Scan the data that follows and count the lines with the string "Проверка"; answer with the count alone.

--- Begin ---

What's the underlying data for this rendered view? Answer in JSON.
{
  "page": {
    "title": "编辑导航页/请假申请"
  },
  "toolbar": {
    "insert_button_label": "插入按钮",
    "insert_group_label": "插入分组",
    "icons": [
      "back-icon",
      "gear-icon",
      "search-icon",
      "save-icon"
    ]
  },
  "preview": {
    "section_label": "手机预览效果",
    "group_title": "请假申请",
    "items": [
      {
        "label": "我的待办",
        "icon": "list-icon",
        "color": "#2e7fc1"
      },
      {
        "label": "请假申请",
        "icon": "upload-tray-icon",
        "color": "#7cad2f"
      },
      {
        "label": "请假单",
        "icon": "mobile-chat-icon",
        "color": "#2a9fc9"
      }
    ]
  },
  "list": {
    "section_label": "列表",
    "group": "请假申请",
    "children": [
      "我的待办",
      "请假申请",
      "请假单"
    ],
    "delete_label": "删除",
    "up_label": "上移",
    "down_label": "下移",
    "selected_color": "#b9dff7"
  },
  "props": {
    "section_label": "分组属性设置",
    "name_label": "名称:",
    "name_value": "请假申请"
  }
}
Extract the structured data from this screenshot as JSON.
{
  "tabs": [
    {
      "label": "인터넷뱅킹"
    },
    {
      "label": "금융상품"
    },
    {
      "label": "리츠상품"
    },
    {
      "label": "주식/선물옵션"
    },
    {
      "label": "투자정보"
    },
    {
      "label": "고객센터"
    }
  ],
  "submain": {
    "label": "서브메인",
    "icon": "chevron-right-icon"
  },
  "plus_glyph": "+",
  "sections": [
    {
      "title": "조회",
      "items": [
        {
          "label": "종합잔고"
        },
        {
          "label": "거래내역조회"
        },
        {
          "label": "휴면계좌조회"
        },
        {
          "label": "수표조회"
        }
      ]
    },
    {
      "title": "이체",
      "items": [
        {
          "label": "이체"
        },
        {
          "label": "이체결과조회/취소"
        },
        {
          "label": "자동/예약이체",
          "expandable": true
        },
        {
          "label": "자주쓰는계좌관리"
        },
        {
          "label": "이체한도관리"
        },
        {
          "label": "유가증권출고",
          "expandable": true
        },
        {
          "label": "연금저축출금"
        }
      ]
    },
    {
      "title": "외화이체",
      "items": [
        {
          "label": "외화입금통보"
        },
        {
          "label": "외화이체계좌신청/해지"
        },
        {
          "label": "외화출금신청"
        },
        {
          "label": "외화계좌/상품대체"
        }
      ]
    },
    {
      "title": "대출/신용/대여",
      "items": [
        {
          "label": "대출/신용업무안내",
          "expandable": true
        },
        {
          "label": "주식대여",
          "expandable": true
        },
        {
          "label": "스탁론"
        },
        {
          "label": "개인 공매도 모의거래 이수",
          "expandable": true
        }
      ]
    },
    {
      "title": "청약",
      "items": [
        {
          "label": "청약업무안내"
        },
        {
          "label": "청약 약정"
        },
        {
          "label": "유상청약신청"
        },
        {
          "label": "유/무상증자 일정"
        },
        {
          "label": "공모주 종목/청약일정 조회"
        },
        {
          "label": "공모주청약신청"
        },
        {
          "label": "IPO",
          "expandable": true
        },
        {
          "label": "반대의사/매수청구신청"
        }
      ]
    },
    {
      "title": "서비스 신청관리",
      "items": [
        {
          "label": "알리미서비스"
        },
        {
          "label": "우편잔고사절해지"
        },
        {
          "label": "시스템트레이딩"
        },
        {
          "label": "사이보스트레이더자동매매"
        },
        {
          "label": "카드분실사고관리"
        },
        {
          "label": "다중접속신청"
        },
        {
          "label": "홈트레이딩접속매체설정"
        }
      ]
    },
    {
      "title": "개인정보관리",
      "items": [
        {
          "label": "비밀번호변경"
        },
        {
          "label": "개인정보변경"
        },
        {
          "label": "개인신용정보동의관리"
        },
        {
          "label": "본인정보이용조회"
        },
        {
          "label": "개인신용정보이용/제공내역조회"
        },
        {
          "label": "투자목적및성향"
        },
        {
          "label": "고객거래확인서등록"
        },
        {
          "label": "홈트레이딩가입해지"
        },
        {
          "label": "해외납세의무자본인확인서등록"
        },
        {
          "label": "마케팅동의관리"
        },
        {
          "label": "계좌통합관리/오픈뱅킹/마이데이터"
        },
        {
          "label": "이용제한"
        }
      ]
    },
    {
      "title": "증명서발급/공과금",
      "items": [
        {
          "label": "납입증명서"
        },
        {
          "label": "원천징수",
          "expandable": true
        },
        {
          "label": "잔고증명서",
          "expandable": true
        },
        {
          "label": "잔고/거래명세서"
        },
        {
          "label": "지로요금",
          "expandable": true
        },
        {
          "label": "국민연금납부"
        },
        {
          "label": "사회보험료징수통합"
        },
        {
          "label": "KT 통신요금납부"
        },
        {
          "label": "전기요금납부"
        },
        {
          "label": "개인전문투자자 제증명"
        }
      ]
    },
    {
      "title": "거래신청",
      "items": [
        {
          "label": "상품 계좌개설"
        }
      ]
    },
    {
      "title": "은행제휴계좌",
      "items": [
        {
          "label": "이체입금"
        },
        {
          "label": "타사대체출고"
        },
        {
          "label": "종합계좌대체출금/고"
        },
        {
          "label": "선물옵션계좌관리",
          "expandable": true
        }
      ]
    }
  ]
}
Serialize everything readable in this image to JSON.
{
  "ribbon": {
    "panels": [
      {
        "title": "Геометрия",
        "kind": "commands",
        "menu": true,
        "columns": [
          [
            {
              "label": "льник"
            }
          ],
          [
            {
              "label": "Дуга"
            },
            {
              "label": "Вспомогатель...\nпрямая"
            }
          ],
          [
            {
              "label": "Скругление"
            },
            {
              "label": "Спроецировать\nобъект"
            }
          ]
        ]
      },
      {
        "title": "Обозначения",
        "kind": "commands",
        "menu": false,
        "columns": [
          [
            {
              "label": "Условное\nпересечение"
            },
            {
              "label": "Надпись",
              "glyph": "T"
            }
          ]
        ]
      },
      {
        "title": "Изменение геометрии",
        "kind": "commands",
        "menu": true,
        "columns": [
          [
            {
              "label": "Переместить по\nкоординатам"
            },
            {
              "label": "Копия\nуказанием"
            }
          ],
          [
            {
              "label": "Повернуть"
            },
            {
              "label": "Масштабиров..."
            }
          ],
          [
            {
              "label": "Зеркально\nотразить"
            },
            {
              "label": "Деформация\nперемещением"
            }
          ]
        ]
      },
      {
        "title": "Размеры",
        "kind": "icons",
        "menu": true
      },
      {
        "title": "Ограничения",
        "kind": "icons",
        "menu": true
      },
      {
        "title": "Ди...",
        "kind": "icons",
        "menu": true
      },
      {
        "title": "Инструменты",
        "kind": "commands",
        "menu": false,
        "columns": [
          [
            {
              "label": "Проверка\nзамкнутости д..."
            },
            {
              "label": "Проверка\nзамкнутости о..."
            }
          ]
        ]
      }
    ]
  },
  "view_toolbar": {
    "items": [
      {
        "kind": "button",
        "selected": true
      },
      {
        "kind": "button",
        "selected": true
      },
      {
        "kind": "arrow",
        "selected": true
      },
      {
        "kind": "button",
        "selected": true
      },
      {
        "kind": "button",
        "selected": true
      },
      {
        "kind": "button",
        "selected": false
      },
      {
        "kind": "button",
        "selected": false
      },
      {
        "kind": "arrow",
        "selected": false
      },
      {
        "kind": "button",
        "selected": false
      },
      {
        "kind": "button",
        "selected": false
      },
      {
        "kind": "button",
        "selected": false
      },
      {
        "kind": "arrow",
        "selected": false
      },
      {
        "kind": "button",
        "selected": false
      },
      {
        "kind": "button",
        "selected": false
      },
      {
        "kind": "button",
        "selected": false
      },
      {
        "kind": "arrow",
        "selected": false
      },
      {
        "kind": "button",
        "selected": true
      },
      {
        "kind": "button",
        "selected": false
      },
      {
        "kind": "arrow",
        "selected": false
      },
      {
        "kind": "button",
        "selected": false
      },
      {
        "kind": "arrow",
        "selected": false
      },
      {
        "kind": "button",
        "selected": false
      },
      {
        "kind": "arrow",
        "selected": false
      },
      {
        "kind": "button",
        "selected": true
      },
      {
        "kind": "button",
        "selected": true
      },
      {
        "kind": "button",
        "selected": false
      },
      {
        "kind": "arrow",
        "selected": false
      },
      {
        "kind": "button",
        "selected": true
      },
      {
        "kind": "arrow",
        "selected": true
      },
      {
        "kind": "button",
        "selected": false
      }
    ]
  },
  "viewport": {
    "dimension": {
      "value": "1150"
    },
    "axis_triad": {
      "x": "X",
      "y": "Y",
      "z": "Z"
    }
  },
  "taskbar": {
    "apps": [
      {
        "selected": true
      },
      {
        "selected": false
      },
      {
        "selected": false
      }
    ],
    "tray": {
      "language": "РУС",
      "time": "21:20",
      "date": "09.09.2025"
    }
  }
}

--- End ---

## Complete response
2